> [GIVEN REQUEST]:
Restate every line of the material, word for word.

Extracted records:
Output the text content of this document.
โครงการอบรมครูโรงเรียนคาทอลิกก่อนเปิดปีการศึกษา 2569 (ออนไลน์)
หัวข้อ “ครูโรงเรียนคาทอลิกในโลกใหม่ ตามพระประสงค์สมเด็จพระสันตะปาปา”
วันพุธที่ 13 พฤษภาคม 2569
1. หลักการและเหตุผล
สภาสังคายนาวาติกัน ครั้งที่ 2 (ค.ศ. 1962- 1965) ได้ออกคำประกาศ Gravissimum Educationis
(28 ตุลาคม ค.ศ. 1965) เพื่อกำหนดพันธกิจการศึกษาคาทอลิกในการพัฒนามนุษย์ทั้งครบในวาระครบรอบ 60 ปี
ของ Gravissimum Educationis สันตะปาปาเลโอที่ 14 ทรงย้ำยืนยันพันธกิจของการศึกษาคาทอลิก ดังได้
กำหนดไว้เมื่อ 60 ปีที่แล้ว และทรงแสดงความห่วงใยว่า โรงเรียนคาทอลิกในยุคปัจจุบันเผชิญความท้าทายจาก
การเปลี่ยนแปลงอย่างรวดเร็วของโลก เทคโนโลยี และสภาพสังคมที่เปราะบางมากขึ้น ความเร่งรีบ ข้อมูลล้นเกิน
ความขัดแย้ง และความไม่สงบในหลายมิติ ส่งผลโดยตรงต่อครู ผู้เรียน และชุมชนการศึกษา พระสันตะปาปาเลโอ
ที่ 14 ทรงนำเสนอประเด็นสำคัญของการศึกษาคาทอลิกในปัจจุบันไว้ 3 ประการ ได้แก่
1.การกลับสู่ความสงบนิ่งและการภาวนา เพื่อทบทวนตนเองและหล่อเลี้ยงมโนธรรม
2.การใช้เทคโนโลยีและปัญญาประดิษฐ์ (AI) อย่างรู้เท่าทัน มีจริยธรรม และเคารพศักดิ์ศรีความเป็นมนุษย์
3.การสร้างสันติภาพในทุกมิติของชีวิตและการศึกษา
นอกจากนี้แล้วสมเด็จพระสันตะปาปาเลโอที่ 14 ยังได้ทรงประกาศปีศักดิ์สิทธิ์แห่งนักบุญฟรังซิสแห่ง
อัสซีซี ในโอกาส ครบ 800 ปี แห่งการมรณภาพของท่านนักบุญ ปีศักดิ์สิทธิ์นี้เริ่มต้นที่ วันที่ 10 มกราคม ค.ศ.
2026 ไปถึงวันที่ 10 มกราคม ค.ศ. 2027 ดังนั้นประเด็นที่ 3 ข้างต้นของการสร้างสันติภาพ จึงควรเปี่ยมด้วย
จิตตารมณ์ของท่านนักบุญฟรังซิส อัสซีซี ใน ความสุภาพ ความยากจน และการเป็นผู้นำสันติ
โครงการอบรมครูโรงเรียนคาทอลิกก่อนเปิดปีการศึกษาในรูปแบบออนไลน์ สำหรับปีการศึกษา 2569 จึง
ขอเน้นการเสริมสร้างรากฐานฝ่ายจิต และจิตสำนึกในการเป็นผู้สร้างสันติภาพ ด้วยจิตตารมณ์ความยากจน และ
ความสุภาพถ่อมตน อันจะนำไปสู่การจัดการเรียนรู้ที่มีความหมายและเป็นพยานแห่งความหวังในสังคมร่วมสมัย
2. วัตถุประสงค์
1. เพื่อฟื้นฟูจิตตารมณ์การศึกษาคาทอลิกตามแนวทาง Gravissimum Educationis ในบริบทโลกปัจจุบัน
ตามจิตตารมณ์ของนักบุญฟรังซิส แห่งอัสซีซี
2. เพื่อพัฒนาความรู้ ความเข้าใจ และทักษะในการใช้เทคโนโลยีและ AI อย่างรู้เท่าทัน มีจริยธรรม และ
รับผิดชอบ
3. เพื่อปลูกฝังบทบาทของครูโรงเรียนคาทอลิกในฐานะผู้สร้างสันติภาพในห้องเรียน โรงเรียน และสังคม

> [CORRECT ANSWER]:
Output the text content of this document.
โครงการอบรมครูโรงเรียนคาทอลิกก่อนเปิดปีการศึกษา 2569 (ออนไลน์)
หัวข้อ “ครูโรงเรียนคาทอลิกในโลกใหม่ ตามพระประสงค์สมเด็จพระสันตะปาปา”
วันพุธที่ 13 พฤษภาคม 2569
1. หลักการและเหตุผล
สภาสังคายนาวาติกัน ครั้งที่ 2 (ค.ศ. 1962- 1965) ได้ออกคำประกาศ Gravissimum Educationis
(28 ตุลาคม ค.ศ. 1965) เพื่อกำหนดพันธกิจการศึกษาคาทอลิกในการพัฒนามนุษย์ทั้งครบในวาระครบรอบ 60 ปี
ของ Gravissimum Educationis สันตะปาปาเลโอที่ 14 ทรงย้ำยืนยันพันธกิจของการศึกษาคาทอลิก ดังได้
กำหนดไว้เมื่อ 60 ปีที่แล้ว และทรงแสดงความห่วงใยว่า โรงเรียนคาทอลิกในยุคปัจจุบันเผชิญความท้าทายจาก
การเปลี่ยนแปลงอย่างรวดเร็วของโลก เทคโนโลยี และสภาพสังคมที่เปราะบางมากขึ้น ความเร่งรีบ ข้อมูลล้นเกิน
ความขัดแย้ง และความไม่สงบในหลายมิติ ส่งผลโดยตรงต่อครู ผู้เรียน และชุมชนการศึกษา พระสันตะปาปาเลโอ
ที่ 14 ทรงนำเสนอประเด็นสำคัญของการศึกษาคาทอลิกในปัจจุบันไว้ 3 ประการ ได้แก่
1.การกลับสู่ความสงบนิ่งและการภาวนา เพื่อทบทวนตนเองและหล่อเลี้ยงมโนธรรม
2.การใช้เทคโนโลยีและปัญญาประดิษฐ์ (AI) อย่างรู้เท่าทัน มีจริยธรรม และเคารพศักดิ์ศรีความเป็นมนุษย์
3.การสร้างสันติภาพในทุกมิติของชีวิตและการศึกษา
นอกจากนี้แล้วสมเด็จพระสันตะปาปาเลโอที่ 14 ยังได้ทรงประกาศปีศักดิ์สิทธิ์แห่งนักบุญฟรังซิสแห่ง
อัสซีซี ในโอกาส ครบ 800 ปี แห่งการมรณภาพของท่านนักบุญ ปีศักดิ์สิทธิ์นี้เริ่มต้นที่ วันที่ 10 มกราคม ค.ศ.
2026 ไปถึงวันที่ 10 มกราคม ค.ศ. 2027 ดังนั้นประเด็นที่ 3 ข้างต้นของการสร้างสันติภาพ จึงควรเปี่ยมด้วย
จิตตารมณ์ของท่านนักบุญฟรังซิส อัสซีซี ใน ความสุภาพ ความยากจน และการเป็นผู้นำสันติ
โครงการอบรมครูโรงเรียนคาทอลิกก่อนเปิดปีการศึกษาในรูปแบบออนไลน์ สำหรับปีการศึกษา 2569 จึง
ขอเน้นการเสริมสร้างรากฐานฝ่ายจิต และจิตสำนึกในการเป็นผู้สร้างสันติภาพ ด้วยจิตตารมณ์ความยากจน และ
ความสุภาพถ่อมตน อันจะนำไปสู่การจัดการเรียนรู้ที่มีความหมายและเป็นพยานแห่งความหวังในสังคมร่วมสมัย
2. วัตถุประสงค์
1. เพื่อฟื้นฟูจิตตารมณ์การศึกษาคาทอลิกตามแนวทาง Gravissimum Educationis ในบริบทโลกปัจจุบัน
ตามจิตตารมณ์ของนักบุญฟรังซิส แห่งอัสซีซี
2. เพื่อพัฒนาความรู้ ความเข้าใจ และทักษะในการใช้เทคโนโลยีและ AI อย่างรู้เท่าทัน มีจริยธรรม และ
รับผิดชอบ
3. เพื่อปลูกฝังบทบาทของครูโรงเรียนคาทอลิกในฐานะผู้สร้างสันติภาพในห้องเรียน โรงเรียน และสังคม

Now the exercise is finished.